━━ Source records
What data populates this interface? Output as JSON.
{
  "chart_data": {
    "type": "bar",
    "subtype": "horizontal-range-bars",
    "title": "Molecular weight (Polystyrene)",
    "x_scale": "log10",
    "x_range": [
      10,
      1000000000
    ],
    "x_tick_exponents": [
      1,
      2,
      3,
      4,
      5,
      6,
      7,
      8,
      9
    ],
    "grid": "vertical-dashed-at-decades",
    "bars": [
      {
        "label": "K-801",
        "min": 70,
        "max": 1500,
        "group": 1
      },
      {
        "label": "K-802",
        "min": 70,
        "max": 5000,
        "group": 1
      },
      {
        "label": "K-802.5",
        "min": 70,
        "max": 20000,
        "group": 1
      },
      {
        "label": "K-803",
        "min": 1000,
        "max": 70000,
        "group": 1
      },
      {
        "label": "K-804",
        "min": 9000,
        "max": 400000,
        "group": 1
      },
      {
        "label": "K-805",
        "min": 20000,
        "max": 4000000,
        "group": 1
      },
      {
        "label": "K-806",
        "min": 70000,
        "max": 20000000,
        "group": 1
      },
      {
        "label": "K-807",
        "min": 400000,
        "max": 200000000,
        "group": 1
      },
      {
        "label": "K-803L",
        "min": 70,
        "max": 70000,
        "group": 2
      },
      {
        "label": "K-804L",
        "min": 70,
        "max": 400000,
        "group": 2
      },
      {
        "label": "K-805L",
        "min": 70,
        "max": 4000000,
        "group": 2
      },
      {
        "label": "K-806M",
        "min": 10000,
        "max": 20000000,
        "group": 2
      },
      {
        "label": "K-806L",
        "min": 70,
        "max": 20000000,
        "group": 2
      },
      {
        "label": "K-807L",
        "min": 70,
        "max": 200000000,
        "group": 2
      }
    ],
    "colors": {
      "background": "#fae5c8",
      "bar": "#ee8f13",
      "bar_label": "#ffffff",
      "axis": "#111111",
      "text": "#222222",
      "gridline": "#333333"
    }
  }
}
━━━━
• What this task involves
Among the entries above, how many lines include the word "bars"? Reply with the number only.

• Task answer
2